- [What the task requires]:
In your copy, leave out the pictures; write out all the data exactly.

(Records that describe figures)
====

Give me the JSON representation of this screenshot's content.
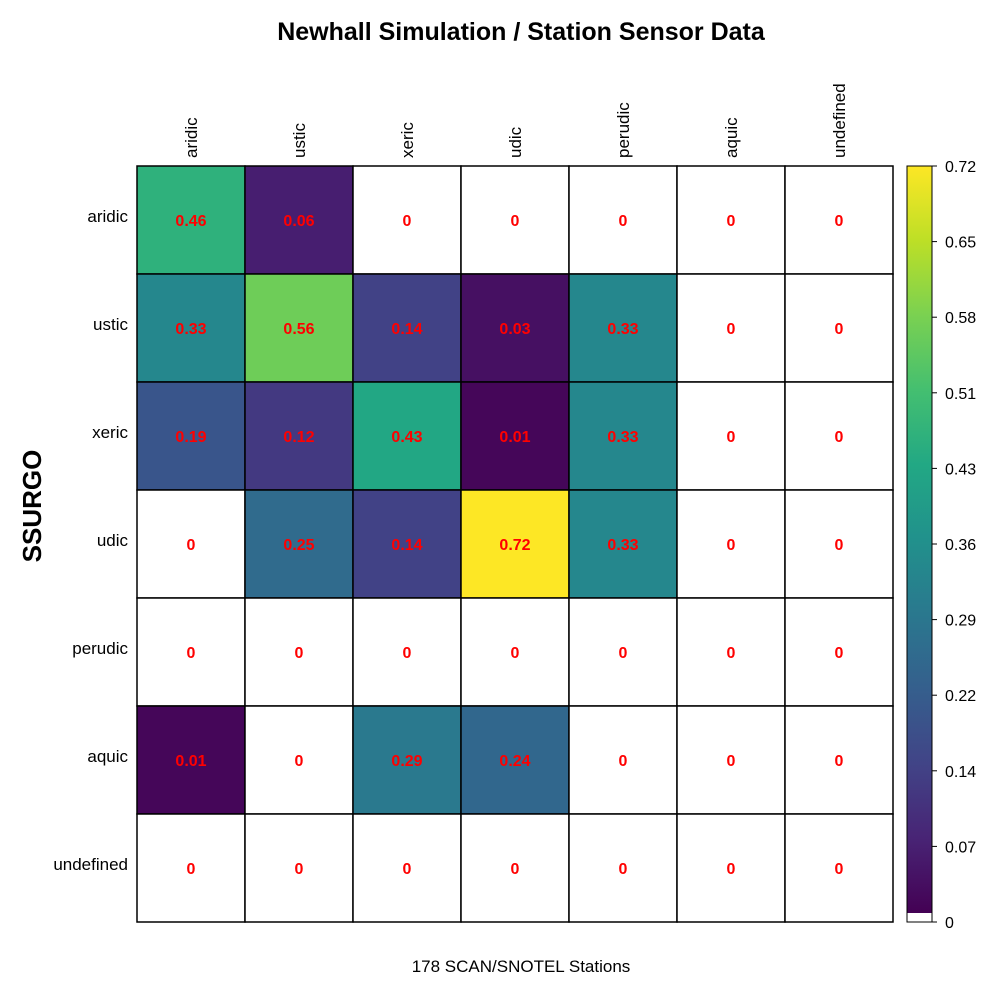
{
  "chart_data": {
    "type": "heatmap",
    "title": "Newhall Simulation / Station Sensor Data",
    "xlabel": "178 SCAN/SNOTEL Stations",
    "ylabel": "SSURGO",
    "columns": [
      "aridic",
      "ustic",
      "xeric",
      "udic",
      "perudic",
      "aquic",
      "undefined"
    ],
    "rows": [
      "aridic",
      "ustic",
      "xeric",
      "udic",
      "perudic",
      "aquic",
      "undefined"
    ],
    "values": [
      [
        0.46,
        0.06,
        0,
        0,
        0,
        0,
        0
      ],
      [
        0.33,
        0.56,
        0.14,
        0.03,
        0.33,
        0,
        0
      ],
      [
        0.19,
        0.12,
        0.43,
        0.01,
        0.33,
        0,
        0
      ],
      [
        0,
        0.25,
        0.14,
        0.72,
        0.33,
        0,
        0
      ],
      [
        0,
        0,
        0,
        0,
        0,
        0,
        0
      ],
      [
        0.01,
        0,
        0.29,
        0.24,
        0,
        0,
        0
      ],
      [
        0,
        0,
        0,
        0,
        0,
        0,
        0
      ]
    ],
    "colorbar": {
      "colormap": "viridis",
      "range": [
        0,
        0.72
      ],
      "zero_color": "#ffffff",
      "ticks": [
        "0",
        "0.07",
        "0.14",
        "0.22",
        "0.29",
        "0.36",
        "0.43",
        "0.51",
        "0.58",
        "0.65",
        "0.72"
      ]
    },
    "cell_label_color": "#ff0000"
  }
}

====

- [Solution]:
Give me the JSON representation of this screenshot's content.
{
  "chart_data": {
    "type": "heatmap",
    "title": "Newhall Simulation / Station Sensor Data",
    "xlabel": "178 SCAN/SNOTEL Stations",
    "ylabel": "SSURGO",
    "columns": [
      "aridic",
      "ustic",
      "xeric",
      "udic",
      "perudic",
      "aquic",
      "undefined"
    ],
    "rows": [
      "aridic",
      "ustic",
      "xeric",
      "udic",
      "perudic",
      "aquic",
      "undefined"
    ],
    "values": [
      [
        0.46,
        0.06,
        0,
        0,
        0,
        0,
        0
      ],
      [
        0.33,
        0.56,
        0.14,
        0.03,
        0.33,
        0,
        0
      ],
      [
        0.19,
        0.12,
        0.43,
        0.01,
        0.33,
        0,
        0
      ],
      [
        0,
        0.25,
        0.14,
        0.72,
        0.33,
        0,
        0
      ],
      [
        0,
        0,
        0,
        0,
        0,
        0,
        0
      ],
      [
        0.01,
        0,
        0.29,
        0.24,
        0,
        0,
        0
      ],
      [
        0,
        0,
        0,
        0,
        0,
        0,
        0
      ]
    ],
    "colorbar": {
      "colormap": "viridis",
      "range": [
        0,
        0.72
      ],
      "zero_color": "#ffffff",
      "ticks": [
        "0",
        "0.07",
        "0.14",
        "0.22",
        "0.29",
        "0.36",
        "0.43",
        "0.51",
        "0.58",
        "0.65",
        "0.72"
      ]
    },
    "cell_label_color": "#ff0000"
  }
}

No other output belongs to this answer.